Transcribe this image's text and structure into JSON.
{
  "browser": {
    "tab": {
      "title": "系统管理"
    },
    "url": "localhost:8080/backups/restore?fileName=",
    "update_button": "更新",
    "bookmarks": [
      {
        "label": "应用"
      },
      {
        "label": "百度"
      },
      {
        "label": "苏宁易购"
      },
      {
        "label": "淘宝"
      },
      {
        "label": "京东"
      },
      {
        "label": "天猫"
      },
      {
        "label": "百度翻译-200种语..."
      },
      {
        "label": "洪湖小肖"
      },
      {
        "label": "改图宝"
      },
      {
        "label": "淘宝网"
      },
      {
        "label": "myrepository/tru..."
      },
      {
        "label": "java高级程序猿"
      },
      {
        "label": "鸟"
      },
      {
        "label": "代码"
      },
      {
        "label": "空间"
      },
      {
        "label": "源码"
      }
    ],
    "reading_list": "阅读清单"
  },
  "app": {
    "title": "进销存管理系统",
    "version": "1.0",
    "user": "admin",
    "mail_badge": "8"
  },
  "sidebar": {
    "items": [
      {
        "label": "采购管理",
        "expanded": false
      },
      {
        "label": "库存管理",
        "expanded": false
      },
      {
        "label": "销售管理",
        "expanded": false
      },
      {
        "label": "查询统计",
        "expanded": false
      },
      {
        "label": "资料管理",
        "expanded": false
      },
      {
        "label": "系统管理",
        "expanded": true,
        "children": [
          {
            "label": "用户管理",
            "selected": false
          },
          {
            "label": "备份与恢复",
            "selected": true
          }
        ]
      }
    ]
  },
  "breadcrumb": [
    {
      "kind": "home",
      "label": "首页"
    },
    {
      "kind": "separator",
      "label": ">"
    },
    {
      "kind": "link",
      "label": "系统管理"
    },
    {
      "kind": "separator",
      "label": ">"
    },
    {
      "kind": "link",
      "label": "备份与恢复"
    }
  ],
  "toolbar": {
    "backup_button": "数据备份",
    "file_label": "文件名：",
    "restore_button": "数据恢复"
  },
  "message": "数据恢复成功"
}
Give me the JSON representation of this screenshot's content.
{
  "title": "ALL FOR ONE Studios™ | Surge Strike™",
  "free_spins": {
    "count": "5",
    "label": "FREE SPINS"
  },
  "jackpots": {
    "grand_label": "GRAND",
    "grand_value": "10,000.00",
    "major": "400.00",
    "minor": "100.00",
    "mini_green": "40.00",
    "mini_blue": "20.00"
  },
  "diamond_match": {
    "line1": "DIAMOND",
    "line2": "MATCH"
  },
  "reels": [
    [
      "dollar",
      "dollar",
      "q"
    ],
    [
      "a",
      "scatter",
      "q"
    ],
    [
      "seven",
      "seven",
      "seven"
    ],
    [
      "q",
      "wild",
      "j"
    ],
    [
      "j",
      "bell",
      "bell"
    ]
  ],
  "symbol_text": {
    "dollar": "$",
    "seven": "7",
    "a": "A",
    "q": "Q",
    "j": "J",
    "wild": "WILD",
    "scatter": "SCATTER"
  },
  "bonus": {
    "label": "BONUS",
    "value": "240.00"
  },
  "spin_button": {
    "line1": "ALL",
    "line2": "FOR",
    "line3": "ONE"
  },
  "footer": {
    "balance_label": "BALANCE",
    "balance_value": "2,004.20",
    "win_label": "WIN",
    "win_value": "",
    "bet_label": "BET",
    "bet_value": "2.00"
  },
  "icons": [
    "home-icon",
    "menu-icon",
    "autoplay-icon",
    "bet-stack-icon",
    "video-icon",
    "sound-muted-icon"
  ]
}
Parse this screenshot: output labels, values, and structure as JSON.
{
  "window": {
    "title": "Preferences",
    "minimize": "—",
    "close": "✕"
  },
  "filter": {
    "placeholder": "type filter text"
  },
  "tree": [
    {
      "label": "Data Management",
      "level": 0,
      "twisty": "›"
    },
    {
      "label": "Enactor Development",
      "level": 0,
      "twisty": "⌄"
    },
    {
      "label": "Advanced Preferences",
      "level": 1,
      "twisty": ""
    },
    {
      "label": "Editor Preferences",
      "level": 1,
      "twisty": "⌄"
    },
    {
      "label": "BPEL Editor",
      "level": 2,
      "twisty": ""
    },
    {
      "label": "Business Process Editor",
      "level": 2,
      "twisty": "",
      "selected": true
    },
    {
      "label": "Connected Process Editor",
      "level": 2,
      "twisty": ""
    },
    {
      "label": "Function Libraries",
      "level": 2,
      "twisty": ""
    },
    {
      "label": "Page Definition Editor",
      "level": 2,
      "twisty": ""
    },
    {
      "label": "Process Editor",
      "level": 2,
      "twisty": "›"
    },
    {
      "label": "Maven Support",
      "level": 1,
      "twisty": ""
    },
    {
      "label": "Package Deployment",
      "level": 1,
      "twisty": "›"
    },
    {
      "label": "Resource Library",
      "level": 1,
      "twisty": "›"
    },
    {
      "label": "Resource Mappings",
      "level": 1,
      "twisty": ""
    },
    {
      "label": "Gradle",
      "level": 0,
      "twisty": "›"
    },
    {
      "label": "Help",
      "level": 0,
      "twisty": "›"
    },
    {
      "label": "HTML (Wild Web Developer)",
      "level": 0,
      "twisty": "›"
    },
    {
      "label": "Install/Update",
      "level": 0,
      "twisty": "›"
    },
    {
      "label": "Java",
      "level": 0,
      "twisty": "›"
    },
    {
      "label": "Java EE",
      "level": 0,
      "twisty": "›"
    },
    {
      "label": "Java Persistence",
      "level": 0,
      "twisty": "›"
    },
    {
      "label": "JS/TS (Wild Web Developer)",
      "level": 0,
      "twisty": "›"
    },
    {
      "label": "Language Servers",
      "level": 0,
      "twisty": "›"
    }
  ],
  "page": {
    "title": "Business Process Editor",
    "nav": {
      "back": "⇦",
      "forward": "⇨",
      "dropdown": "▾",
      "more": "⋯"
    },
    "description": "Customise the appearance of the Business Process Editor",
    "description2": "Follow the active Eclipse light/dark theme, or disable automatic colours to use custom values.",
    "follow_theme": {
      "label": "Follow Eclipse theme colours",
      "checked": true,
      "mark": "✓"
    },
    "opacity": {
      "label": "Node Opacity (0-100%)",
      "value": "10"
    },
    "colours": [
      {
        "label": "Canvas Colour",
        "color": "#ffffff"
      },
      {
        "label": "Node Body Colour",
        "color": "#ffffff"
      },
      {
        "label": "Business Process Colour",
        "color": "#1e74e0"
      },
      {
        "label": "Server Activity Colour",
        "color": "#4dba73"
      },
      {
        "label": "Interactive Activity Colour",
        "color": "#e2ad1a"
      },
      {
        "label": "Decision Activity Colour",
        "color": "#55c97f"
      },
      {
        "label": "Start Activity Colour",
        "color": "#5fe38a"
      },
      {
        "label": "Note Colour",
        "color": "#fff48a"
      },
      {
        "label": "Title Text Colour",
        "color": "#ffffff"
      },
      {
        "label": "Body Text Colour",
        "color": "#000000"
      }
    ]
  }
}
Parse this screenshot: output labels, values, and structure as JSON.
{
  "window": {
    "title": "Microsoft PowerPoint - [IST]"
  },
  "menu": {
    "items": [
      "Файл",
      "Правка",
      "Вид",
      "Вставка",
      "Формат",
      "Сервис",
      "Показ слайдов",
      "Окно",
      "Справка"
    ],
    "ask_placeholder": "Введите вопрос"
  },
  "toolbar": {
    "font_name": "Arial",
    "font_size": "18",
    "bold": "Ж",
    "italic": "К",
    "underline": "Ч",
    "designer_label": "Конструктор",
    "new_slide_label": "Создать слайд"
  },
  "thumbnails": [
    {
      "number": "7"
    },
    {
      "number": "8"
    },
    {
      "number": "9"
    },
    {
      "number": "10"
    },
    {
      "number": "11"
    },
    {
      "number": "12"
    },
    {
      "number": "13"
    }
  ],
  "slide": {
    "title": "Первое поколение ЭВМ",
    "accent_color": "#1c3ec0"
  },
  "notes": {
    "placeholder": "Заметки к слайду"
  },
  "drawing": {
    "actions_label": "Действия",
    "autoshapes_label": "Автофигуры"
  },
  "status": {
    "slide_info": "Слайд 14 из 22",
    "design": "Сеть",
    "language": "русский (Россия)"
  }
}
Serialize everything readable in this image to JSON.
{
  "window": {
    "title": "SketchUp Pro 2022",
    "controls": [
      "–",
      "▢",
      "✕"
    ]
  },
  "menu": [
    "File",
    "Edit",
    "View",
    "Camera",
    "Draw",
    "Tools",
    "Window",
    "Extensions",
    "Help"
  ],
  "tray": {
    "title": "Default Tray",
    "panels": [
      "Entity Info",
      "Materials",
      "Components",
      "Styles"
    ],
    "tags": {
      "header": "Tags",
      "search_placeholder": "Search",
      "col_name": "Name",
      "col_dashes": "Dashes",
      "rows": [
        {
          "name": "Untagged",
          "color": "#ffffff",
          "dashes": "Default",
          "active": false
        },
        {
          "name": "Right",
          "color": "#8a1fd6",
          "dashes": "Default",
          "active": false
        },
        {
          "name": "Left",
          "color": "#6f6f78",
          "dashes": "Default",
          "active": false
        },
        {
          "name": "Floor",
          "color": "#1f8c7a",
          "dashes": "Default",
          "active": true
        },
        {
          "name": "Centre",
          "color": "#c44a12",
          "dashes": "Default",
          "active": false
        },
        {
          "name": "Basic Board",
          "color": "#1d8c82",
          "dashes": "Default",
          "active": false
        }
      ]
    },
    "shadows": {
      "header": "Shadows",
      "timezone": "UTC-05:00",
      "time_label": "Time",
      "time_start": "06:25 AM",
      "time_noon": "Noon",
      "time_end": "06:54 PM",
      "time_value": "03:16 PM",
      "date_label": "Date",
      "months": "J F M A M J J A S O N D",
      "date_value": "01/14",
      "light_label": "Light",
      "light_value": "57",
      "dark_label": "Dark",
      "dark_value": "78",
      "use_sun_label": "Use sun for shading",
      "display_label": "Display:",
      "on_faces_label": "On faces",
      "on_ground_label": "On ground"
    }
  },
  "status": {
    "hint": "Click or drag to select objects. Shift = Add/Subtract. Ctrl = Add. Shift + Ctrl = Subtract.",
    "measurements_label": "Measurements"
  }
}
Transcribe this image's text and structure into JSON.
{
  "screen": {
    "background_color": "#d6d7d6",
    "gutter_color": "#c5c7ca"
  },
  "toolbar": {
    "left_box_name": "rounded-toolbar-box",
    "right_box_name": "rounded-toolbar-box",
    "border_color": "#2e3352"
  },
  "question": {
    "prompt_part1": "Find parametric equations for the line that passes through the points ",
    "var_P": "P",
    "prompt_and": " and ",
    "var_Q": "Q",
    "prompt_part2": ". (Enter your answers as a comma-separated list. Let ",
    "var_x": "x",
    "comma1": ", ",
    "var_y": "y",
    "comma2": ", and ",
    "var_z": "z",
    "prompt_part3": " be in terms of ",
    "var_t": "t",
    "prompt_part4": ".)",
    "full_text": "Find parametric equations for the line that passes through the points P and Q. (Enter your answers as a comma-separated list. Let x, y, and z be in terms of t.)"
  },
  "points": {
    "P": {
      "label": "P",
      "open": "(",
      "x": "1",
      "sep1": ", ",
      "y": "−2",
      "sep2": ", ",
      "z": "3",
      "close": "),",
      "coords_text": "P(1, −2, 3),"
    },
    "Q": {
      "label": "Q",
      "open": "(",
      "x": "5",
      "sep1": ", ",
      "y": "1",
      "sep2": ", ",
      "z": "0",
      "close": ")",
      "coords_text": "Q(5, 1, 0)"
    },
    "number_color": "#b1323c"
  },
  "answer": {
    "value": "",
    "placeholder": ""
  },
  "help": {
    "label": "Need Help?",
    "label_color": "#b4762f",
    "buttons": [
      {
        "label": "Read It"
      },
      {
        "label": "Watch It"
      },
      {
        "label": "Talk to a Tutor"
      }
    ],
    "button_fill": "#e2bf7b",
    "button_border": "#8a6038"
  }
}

▶ _Instruction_
Copy every line from the entries that contains the word "separated".

▶ _Exercise solution_
    "prompt_part2": ". (Enter your answers as a comma-separated list. Let ",
    "full_text": "Find parametric equations for the line that passes through the points P and Q. (Enter your answers as a comma-separated list. Let x, y, and z be in terms of t.)"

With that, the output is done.